**EXERCISE INSTRUCTIONS:** In the data that follows, count every line holding the string "icon" and give the count alone.

**DATA SUPPLIED:**
+++
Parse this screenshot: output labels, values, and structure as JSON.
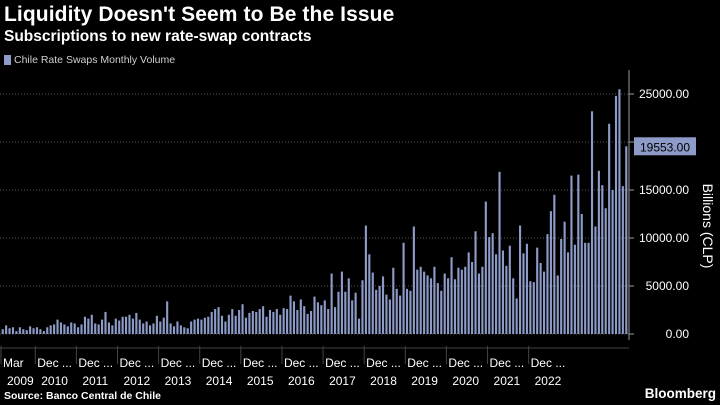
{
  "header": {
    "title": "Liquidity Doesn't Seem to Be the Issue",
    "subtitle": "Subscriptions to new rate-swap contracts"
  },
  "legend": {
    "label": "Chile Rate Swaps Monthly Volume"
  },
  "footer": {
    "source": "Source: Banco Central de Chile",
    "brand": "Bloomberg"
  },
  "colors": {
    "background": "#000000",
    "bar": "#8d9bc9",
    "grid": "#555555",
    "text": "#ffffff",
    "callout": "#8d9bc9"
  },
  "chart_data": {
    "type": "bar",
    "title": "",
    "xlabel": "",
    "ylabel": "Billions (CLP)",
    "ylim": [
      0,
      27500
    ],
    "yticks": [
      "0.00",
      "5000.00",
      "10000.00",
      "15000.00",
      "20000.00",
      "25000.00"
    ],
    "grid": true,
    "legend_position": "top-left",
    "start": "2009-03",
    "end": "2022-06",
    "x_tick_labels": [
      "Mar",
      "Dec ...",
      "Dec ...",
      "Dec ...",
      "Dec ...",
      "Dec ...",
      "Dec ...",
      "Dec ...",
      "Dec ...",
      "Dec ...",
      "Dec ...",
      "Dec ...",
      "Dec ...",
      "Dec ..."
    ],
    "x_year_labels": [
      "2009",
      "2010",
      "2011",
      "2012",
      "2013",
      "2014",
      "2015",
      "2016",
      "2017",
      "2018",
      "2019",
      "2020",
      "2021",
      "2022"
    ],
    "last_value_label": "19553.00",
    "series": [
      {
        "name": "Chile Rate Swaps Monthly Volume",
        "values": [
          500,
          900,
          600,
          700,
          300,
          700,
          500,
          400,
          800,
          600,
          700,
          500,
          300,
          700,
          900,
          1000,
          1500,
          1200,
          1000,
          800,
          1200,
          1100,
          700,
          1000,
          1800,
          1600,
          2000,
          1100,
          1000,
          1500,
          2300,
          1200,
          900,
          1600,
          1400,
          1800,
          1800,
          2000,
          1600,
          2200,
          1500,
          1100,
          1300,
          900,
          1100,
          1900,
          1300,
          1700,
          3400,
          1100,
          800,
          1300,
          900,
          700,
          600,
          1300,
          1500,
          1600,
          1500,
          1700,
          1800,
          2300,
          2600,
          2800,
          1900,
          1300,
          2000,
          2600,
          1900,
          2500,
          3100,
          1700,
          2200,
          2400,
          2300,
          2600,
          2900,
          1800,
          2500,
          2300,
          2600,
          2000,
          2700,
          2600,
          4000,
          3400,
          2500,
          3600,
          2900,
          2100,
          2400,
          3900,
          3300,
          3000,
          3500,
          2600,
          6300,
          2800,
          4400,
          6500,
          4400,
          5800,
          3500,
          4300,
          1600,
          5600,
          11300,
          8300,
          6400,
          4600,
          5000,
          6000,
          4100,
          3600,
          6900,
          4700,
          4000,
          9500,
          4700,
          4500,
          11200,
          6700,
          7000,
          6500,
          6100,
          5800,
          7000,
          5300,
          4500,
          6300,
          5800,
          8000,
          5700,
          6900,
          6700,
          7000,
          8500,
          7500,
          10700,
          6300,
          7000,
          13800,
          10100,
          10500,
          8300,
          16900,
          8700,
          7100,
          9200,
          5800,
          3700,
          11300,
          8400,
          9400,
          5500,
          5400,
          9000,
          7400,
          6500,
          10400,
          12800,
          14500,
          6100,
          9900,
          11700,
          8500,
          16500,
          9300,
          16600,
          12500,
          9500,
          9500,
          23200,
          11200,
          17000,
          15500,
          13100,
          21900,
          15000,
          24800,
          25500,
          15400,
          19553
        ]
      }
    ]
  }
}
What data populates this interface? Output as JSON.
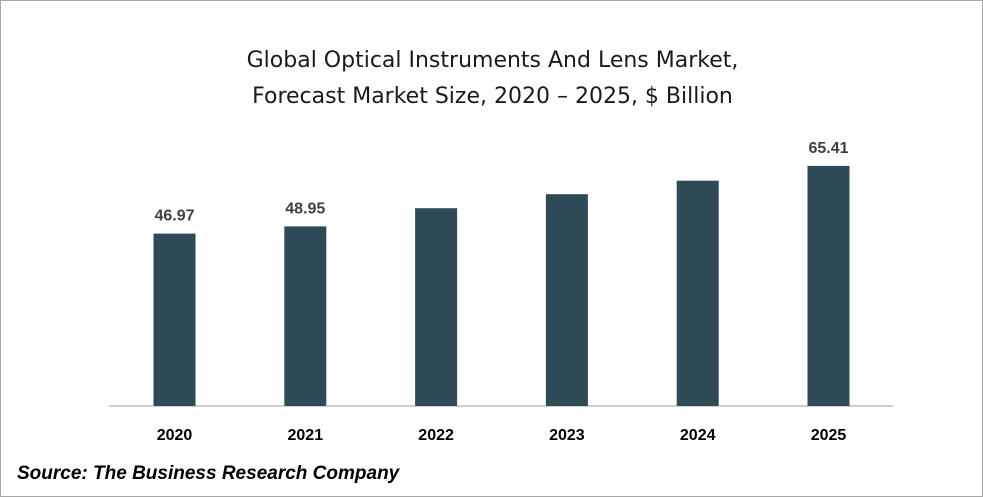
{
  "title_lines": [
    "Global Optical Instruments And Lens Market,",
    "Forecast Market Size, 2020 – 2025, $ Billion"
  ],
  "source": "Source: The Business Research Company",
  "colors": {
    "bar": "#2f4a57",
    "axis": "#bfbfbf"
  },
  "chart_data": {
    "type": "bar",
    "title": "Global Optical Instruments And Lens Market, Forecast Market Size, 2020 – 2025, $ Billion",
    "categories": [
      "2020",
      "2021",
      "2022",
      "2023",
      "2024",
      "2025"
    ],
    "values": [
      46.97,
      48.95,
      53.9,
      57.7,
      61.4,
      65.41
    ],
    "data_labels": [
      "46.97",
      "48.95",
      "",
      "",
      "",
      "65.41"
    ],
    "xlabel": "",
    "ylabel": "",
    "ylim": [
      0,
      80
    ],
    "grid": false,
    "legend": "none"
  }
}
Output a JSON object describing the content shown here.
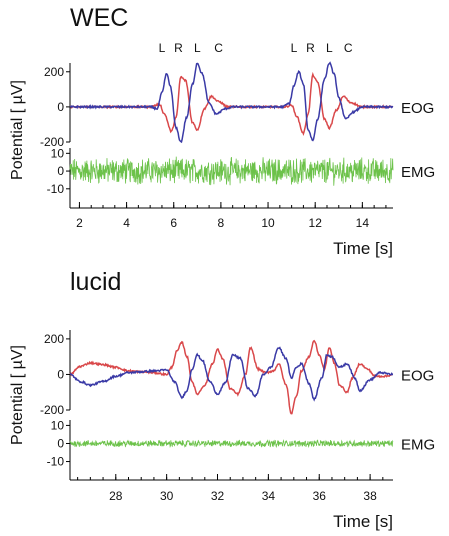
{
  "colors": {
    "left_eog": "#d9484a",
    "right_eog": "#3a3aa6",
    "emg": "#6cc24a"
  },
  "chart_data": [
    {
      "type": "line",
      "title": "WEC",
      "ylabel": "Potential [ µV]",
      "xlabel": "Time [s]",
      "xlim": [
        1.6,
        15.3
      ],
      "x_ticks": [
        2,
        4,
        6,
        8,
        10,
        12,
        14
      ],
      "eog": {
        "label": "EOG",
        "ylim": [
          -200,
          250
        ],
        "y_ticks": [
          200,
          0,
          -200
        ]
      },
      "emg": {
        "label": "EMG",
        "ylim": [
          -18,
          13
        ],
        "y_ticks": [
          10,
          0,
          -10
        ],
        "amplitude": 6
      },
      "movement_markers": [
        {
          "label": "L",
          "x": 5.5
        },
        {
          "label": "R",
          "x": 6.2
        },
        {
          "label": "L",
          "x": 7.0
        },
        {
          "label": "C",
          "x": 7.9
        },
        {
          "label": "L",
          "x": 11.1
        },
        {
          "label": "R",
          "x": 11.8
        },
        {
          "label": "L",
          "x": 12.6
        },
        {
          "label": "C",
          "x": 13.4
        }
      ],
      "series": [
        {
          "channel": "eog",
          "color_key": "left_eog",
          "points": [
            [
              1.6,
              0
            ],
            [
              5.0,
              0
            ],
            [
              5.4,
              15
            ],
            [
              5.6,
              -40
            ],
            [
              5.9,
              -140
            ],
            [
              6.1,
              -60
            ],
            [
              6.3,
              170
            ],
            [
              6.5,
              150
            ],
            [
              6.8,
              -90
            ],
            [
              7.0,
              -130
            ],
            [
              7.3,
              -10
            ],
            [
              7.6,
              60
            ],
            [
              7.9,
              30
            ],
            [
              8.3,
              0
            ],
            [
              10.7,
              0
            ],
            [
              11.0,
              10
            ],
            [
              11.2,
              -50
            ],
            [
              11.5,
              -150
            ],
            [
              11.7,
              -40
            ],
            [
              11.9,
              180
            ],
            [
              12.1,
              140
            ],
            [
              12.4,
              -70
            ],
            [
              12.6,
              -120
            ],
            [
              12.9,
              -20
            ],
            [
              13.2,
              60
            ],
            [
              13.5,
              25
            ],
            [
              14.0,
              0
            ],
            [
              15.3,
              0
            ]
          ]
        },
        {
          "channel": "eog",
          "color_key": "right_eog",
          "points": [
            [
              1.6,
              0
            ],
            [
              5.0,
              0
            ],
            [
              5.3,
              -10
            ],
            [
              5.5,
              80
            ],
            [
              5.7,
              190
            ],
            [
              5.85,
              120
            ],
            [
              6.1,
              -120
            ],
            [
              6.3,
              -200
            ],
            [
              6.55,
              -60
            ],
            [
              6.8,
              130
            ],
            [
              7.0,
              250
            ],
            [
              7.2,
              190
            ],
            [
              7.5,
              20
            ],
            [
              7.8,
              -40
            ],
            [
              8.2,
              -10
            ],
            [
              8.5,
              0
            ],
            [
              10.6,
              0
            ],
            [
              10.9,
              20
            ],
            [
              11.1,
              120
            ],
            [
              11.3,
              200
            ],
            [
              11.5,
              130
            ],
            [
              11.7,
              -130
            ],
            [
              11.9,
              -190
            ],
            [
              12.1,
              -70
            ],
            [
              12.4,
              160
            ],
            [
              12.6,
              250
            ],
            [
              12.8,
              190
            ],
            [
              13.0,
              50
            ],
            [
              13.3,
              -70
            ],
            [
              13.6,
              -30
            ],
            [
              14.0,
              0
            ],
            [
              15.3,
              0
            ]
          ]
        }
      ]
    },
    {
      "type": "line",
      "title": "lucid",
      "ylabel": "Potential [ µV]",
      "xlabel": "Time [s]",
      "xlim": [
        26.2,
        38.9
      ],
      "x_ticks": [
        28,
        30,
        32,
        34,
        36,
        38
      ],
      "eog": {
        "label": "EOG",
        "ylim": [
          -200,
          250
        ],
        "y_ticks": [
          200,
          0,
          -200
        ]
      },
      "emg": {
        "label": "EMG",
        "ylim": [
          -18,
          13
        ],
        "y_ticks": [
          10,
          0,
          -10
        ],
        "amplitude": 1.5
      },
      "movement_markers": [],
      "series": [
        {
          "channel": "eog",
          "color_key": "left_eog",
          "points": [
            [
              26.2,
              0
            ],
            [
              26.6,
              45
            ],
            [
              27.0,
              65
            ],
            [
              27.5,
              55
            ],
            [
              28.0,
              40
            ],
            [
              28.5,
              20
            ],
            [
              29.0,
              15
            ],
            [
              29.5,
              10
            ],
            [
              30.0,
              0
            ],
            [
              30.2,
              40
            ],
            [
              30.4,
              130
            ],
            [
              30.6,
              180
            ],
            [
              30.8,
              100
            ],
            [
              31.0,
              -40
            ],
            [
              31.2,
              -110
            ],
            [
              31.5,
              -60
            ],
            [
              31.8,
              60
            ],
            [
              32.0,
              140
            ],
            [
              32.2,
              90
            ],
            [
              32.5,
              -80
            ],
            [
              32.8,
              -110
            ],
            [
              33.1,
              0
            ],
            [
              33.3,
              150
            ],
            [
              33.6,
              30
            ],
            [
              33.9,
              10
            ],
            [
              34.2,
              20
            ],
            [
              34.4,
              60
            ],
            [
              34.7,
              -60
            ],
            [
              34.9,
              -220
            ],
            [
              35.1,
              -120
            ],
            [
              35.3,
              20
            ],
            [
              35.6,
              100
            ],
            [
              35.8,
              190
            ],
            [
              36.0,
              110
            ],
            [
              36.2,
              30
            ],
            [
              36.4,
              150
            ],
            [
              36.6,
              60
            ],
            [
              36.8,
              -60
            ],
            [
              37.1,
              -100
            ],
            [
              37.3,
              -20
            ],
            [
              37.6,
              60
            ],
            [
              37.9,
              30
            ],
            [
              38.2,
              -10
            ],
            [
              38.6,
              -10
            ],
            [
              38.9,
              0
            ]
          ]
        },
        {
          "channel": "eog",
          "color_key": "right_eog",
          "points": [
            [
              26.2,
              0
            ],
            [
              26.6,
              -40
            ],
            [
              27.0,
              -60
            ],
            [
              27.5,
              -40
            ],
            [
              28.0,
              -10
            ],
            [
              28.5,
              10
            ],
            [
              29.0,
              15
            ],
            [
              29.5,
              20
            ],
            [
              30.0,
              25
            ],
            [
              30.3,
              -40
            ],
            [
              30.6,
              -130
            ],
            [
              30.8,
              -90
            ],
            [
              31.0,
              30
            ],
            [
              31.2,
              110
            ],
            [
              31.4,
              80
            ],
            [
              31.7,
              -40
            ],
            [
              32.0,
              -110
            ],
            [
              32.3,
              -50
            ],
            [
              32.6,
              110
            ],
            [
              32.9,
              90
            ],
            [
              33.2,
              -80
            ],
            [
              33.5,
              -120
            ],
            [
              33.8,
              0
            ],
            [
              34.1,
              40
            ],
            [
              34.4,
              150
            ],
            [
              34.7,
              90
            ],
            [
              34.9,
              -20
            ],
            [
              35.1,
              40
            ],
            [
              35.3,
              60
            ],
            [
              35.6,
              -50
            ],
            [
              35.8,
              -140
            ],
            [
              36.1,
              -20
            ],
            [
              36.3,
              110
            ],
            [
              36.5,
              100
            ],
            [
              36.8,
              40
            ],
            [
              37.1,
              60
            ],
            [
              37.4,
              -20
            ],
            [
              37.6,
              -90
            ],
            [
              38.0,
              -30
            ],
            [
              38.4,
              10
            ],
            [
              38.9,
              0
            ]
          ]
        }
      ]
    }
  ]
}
+++
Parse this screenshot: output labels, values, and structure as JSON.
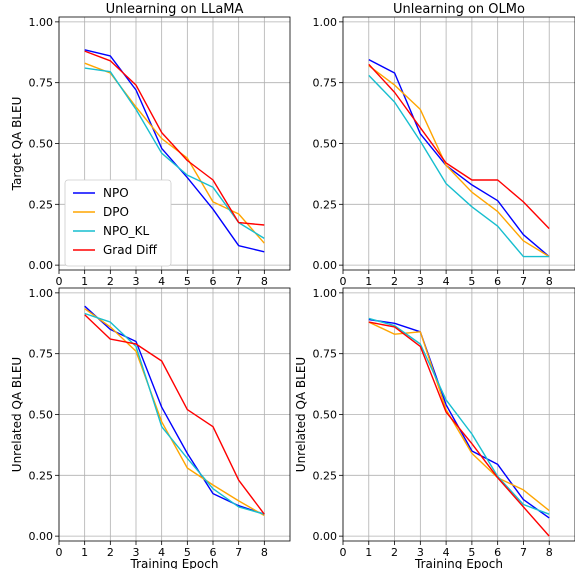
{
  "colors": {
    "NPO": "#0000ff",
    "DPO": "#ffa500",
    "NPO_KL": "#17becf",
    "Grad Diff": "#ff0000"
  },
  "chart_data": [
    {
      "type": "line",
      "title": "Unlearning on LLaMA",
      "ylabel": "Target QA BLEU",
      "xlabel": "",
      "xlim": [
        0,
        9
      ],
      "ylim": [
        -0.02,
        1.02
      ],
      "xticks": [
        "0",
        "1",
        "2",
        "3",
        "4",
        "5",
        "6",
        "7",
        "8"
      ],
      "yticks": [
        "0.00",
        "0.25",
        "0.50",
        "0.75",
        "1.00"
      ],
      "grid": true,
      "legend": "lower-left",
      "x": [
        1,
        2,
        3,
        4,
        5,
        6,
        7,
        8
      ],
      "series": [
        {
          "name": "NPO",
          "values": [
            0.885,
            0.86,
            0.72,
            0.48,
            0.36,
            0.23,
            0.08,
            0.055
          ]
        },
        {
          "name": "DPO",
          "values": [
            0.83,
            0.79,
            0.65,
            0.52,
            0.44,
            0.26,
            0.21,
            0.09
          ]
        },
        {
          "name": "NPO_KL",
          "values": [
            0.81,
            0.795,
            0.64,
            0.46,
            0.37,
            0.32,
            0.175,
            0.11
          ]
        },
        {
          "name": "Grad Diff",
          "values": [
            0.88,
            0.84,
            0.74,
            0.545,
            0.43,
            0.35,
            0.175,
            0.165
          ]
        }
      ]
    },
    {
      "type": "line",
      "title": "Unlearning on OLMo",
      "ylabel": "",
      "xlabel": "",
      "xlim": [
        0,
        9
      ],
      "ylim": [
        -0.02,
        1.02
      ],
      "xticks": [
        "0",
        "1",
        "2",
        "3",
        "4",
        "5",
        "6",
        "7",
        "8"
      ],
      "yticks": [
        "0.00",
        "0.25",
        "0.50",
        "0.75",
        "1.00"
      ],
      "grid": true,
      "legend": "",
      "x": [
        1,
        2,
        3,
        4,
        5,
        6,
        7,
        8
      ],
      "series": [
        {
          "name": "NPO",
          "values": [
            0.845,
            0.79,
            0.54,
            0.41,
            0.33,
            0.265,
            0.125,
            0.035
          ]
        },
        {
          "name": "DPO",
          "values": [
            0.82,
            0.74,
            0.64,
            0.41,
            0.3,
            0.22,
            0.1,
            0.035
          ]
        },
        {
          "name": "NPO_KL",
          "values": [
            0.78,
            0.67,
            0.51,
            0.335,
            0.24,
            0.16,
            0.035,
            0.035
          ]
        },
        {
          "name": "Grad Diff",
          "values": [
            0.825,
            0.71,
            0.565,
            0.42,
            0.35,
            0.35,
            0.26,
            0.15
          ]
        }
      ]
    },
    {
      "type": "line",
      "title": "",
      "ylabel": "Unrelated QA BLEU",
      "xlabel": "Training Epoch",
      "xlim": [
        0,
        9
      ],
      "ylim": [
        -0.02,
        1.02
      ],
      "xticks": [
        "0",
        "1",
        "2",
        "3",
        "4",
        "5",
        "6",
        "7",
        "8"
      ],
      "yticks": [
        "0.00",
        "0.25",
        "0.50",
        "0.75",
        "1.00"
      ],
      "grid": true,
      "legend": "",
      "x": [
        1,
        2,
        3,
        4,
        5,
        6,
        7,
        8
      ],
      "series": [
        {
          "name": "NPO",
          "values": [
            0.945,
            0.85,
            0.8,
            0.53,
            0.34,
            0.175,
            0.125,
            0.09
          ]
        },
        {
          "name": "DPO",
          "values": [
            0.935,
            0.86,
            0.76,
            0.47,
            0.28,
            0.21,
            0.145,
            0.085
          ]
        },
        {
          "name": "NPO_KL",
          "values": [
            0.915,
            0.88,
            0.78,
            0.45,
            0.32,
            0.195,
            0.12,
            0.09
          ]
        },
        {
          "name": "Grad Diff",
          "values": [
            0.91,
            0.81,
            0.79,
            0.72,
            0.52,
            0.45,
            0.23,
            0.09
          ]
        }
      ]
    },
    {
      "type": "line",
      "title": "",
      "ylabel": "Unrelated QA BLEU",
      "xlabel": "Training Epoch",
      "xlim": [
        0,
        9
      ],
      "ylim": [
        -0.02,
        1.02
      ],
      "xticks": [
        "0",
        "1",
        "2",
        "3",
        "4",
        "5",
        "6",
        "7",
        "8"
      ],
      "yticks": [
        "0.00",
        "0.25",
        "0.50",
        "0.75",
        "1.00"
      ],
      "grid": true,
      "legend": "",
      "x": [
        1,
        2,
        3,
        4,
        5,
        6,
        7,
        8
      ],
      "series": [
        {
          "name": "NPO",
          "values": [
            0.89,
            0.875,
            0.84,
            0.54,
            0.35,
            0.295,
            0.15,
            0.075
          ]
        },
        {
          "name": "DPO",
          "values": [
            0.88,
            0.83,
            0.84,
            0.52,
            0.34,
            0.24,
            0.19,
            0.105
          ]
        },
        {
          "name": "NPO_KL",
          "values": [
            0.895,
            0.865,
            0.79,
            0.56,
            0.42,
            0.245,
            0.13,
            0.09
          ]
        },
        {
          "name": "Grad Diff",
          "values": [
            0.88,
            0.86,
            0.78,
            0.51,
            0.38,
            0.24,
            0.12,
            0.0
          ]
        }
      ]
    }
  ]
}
+++
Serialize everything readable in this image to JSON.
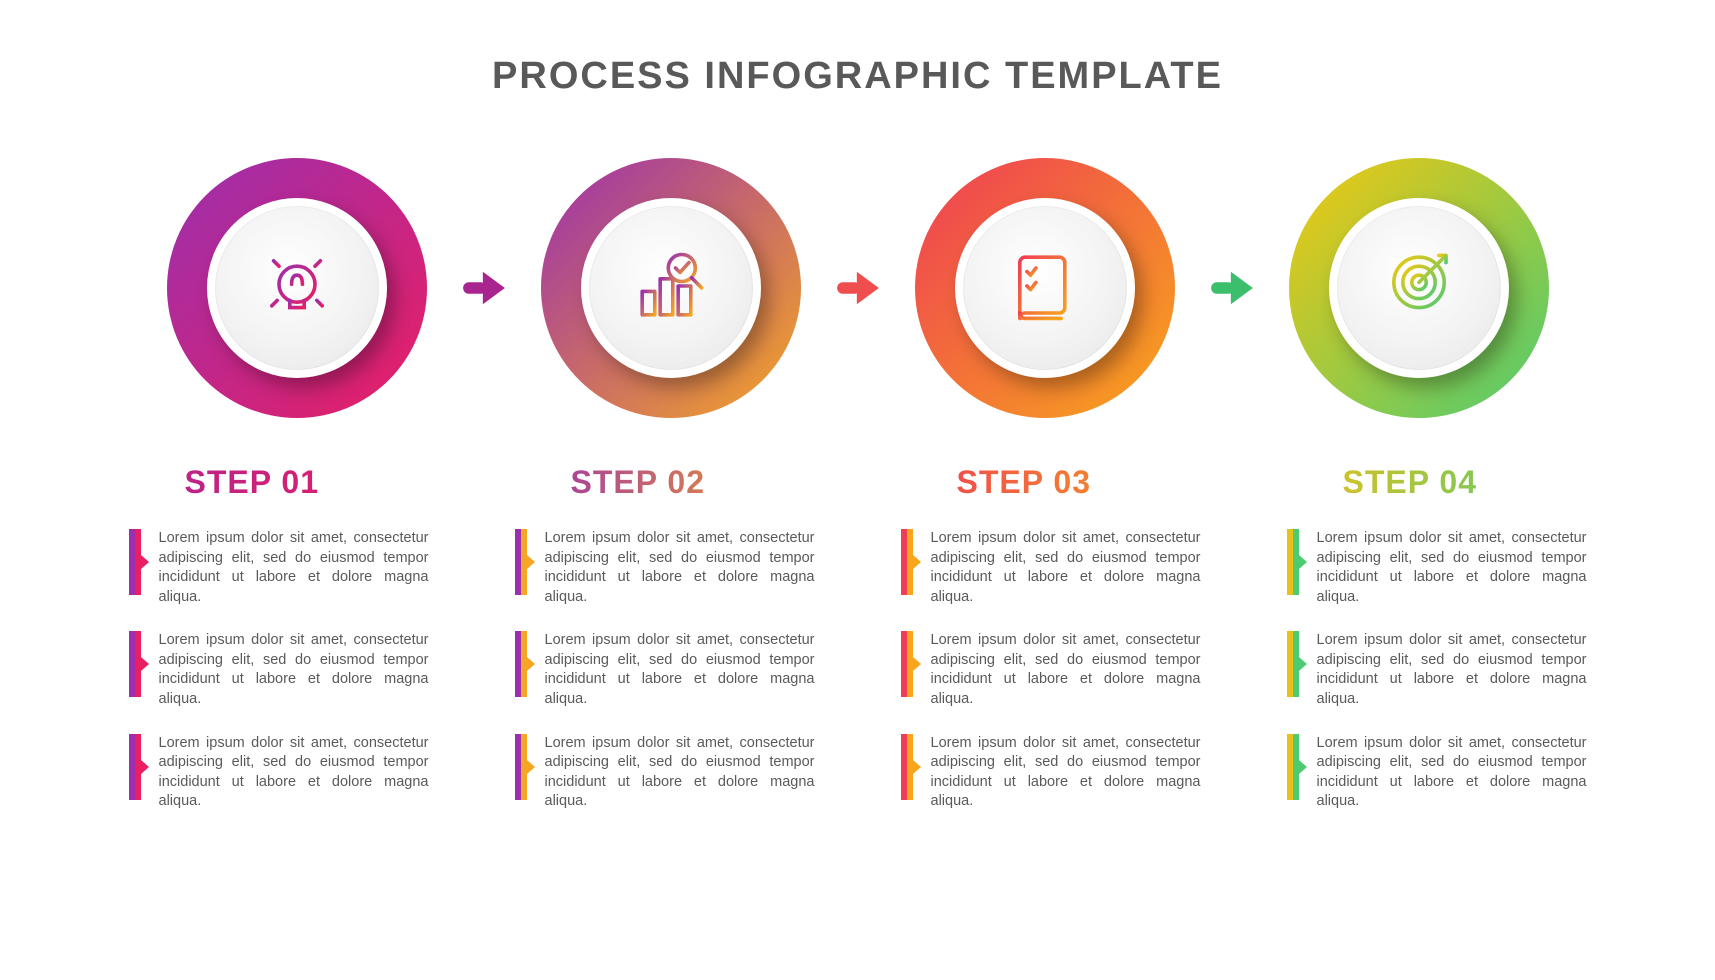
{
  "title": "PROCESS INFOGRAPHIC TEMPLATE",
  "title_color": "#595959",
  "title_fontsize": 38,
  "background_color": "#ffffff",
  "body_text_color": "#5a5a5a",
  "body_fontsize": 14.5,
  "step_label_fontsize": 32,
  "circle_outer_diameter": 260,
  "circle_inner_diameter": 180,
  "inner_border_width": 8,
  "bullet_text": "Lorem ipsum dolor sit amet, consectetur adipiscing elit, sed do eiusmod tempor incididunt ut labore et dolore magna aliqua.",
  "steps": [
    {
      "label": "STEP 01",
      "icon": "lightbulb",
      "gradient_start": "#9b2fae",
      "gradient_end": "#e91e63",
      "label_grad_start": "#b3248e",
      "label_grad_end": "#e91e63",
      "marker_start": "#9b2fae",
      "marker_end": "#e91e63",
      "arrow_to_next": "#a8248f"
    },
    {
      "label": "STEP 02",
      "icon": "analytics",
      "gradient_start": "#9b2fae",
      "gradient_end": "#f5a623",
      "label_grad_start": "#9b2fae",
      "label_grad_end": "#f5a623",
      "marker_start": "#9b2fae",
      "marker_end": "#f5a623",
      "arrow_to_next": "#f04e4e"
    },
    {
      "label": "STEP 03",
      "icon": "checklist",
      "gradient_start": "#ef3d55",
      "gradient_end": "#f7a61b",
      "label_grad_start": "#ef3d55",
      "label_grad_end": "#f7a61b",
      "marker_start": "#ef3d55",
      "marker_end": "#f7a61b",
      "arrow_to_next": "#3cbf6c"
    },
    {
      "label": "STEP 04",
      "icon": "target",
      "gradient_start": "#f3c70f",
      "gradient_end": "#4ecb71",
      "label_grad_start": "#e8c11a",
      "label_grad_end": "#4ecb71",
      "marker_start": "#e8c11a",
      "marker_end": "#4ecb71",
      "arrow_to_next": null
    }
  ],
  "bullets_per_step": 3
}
+++
**EXERCISE OUTPUT:** 4